Written exercise:
Can you transcribe every record below exactly as it appears?

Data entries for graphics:
#####

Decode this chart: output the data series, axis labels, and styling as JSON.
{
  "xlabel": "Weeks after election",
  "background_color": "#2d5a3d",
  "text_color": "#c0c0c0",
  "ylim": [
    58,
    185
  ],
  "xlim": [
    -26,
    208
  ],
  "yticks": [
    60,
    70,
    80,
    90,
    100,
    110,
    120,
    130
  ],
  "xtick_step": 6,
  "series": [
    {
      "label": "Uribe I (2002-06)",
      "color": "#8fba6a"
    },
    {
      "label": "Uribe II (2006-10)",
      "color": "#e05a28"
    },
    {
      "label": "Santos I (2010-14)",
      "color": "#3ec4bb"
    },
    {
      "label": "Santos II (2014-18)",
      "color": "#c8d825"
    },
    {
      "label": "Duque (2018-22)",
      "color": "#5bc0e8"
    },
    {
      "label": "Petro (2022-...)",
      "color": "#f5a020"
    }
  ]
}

#####

Worked answer:
Decode this chart: output the data series, axis labels, and styling as JSON.
{
  "xlabel": "Weeks after election",
  "background_color": "#2d5a3d",
  "text_color": "#c0c0c0",
  "ylim": [
    58,
    185
  ],
  "xlim": [
    -26,
    208
  ],
  "yticks": [
    60,
    70,
    80,
    90,
    100,
    110,
    120,
    130
  ],
  "xtick_step": 6,
  "series": [
    {
      "label": "Uribe I (2002-06)",
      "color": "#8fba6a"
    },
    {
      "label": "Uribe II (2006-10)",
      "color": "#e05a28"
    },
    {
      "label": "Santos I (2010-14)",
      "color": "#3ec4bb"
    },
    {
      "label": "Santos II (2014-18)",
      "color": "#c8d825"
    },
    {
      "label": "Duque (2018-22)",
      "color": "#5bc0e8"
    },
    {
      "label": "Petro (2022-...)",
      "color": "#f5a020"
    }
  ]
}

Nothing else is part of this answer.